++++ TASK MATERIAL ++++

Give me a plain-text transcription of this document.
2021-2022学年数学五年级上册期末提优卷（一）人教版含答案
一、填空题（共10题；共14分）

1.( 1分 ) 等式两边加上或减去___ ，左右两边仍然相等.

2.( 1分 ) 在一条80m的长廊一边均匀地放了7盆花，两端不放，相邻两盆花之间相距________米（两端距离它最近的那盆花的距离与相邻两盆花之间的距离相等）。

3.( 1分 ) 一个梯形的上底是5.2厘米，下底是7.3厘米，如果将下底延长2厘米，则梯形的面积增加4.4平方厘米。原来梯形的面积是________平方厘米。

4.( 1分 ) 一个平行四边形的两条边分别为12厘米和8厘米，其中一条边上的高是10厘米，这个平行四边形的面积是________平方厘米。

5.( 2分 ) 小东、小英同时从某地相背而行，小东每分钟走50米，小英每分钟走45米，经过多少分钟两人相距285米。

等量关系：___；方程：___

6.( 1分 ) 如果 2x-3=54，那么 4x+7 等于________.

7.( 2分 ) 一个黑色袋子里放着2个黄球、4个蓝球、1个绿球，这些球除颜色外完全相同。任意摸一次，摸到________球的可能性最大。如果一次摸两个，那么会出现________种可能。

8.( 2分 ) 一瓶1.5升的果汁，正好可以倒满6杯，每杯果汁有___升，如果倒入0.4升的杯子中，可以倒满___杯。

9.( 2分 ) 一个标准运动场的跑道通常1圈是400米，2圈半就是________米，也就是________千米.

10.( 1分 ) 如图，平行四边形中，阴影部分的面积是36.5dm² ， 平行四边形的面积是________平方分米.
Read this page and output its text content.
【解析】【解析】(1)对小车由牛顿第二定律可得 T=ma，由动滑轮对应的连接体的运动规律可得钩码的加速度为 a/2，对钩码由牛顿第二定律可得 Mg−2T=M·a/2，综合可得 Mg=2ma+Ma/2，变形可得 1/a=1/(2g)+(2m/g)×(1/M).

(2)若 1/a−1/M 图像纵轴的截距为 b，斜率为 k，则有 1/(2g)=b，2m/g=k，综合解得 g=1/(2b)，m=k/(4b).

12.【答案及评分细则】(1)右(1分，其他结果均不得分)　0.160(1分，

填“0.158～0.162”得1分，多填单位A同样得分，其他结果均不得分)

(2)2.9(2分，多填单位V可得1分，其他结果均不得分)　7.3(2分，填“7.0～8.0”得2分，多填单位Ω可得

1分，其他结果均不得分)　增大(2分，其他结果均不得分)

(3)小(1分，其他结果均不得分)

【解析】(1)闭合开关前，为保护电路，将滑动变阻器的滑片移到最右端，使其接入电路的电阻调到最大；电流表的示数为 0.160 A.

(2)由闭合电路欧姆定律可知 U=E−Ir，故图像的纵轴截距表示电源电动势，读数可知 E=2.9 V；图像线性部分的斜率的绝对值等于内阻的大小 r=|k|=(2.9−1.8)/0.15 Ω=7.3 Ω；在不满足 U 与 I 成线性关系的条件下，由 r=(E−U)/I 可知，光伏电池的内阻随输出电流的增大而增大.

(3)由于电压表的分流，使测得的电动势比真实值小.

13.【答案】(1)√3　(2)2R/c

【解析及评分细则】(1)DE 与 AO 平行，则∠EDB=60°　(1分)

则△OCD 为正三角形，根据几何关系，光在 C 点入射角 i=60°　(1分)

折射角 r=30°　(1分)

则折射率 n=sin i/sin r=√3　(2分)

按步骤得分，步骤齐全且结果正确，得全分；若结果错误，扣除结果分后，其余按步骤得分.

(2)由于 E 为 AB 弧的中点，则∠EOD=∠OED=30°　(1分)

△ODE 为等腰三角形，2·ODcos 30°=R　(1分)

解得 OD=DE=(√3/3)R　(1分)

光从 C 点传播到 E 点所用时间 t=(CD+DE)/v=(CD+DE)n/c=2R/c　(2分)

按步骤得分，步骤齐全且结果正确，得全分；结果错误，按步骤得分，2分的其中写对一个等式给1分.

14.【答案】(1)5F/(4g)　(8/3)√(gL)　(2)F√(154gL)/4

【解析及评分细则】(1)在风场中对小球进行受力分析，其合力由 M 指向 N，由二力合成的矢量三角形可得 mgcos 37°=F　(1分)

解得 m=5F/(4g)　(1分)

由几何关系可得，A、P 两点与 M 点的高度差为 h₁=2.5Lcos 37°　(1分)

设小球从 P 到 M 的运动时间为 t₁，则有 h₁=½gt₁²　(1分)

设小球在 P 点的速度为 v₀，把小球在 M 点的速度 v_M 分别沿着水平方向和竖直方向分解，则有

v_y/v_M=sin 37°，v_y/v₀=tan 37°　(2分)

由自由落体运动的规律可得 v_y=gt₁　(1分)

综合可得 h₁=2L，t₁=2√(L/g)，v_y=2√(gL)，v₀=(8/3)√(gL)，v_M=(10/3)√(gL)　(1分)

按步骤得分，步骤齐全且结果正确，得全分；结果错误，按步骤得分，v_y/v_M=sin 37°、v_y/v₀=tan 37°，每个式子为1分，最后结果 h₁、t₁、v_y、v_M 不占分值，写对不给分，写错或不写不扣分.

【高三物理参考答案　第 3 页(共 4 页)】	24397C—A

++++

◆ REQUIREMENT: Repeat back the data above, exact to the last character.

◆ RESPONSE BELOW:
Give me a plain-text transcription of this document.
2021-2022学年数学五年级上册期末提优卷（一）人教版含答案
一、填空题（共10题；共14分）

1.( 1分 ) 等式两边加上或减去___ ，左右两边仍然相等.

2.( 1分 ) 在一条80m的长廊一边均匀地放了7盆花，两端不放，相邻两盆花之间相距________米（两端距离它最近的那盆花的距离与相邻两盆花之间的距离相等）。

3.( 1分 ) 一个梯形的上底是5.2厘米，下底是7.3厘米，如果将下底延长2厘米，则梯形的面积增加4.4平方厘米。原来梯形的面积是________平方厘米。

4.( 1分 ) 一个平行四边形的两条边分别为12厘米和8厘米，其中一条边上的高是10厘米，这个平行四边形的面积是________平方厘米。

5.( 2分 ) 小东、小英同时从某地相背而行，小东每分钟走50米，小英每分钟走45米，经过多少分钟两人相距285米。

等量关系：___；方程：___

6.( 1分 ) 如果 2x-3=54，那么 4x+7 等于________.

7.( 2分 ) 一个黑色袋子里放着2个黄球、4个蓝球、1个绿球，这些球除颜色外完全相同。任意摸一次，摸到________球的可能性最大。如果一次摸两个，那么会出现________种可能。

8.( 2分 ) 一瓶1.5升的果汁，正好可以倒满6杯，每杯果汁有___升，如果倒入0.4升的杯子中，可以倒满___杯。

9.( 2分 ) 一个标准运动场的跑道通常1圈是400米，2圈半就是________米，也就是________千米.

10.( 1分 ) 如图，平行四边形中，阴影部分的面积是36.5dm² ， 平行四边形的面积是________平方分米.
Read this page and output its text content.
【解析】【解析】(1)对小车由牛顿第二定律可得 T=ma，由动滑轮对应的连接体的运动规律可得钩码的加速度为 a/2，对钩码由牛顿第二定律可得 Mg−2T=M·a/2，综合可得 Mg=2ma+Ma/2，变形可得 1/a=1/(2g)+(2m/g)×(1/M).

(2)若 1/a−1/M 图像纵轴的截距为 b，斜率为 k，则有 1/(2g)=b，2m/g=k，综合解得 g=1/(2b)，m=k/(4b).

12.【答案及评分细则】(1)右(1分，其他结果均不得分)　0.160(1分，

填“0.158～0.162”得1分，多填单位A同样得分，其他结果均不得分)

(2)2.9(2分，多填单位V可得1分，其他结果均不得分)　7.3(2分，填“7.0～8.0”得2分，多填单位Ω可得

1分，其他结果均不得分)　增大(2分，其他结果均不得分)

(3)小(1分，其他结果均不得分)

【解析】(1)闭合开关前，为保护电路，将滑动变阻器的滑片移到最右端，使其接入电路的电阻调到最大；电流表的示数为 0.160 A.

(2)由闭合电路欧姆定律可知 U=E−Ir，故图像的纵轴截距表示电源电动势，读数可知 E=2.9 V；图像线性部分的斜率的绝对值等于内阻的大小 r=|k|=(2.9−1.8)/0.15 Ω=7.3 Ω；在不满足 U 与 I 成线性关系的条件下，由 r=(E−U)/I 可知，光伏电池的内阻随输出电流的增大而增大.

(3)由于电压表的分流，使测得的电动势比真实值小.

13.【答案】(1)√3　(2)2R/c

【解析及评分细则】(1)DE 与 AO 平行，则∠EDB=60°　(1分)

则△OCD 为正三角形，根据几何关系，光在 C 点入射角 i=60°　(1分)

折射角 r=30°　(1分)

则折射率 n=sin i/sin r=√3　(2分)

按步骤得分，步骤齐全且结果正确，得全分；若结果错误，扣除结果分后，其余按步骤得分.

(2)由于 E 为 AB 弧的中点，则∠EOD=∠OED=30°　(1分)

△ODE 为等腰三角形，2·ODcos 30°=R　(1分)

解得 OD=DE=(√3/3)R　(1分)

光从 C 点传播到 E 点所用时间 t=(CD+DE)/v=(CD+DE)n/c=2R/c　(2分)

按步骤得分，步骤齐全且结果正确，得全分；结果错误，按步骤得分，2分的其中写对一个等式给1分.

14.【答案】(1)5F/(4g)　(8/3)√(gL)　(2)F√(154gL)/4

【解析及评分细则】(1)在风场中对小球进行受力分析，其合力由 M 指向 N，由二力合成的矢量三角形可得 mgcos 37°=F　(1分)

解得 m=5F/(4g)　(1分)

由几何关系可得，A、P 两点与 M 点的高度差为 h₁=2.5Lcos 37°　(1分)

设小球从 P 到 M 的运动时间为 t₁，则有 h₁=½gt₁²　(1分)

设小球在 P 点的速度为 v₀，把小球在 M 点的速度 v_M 分别沿着水平方向和竖直方向分解，则有

v_y/v_M=sin 37°，v_y/v₀=tan 37°　(2分)

由自由落体运动的规律可得 v_y=gt₁　(1分)

综合可得 h₁=2L，t₁=2√(L/g)，v_y=2√(gL)，v₀=(8/3)√(gL)，v_M=(10/3)√(gL)　(1分)

按步骤得分，步骤齐全且结果正确，得全分；结果错误，按步骤得分，v_y/v_M=sin 37°、v_y/v₀=tan 37°，每个式子为1分，最后结果 h₁、t₁、v_y、v_M 不占分值，写对不给分，写错或不写不扣分.

【高三物理参考答案　第 3 页(共 4 页)】	24397C—A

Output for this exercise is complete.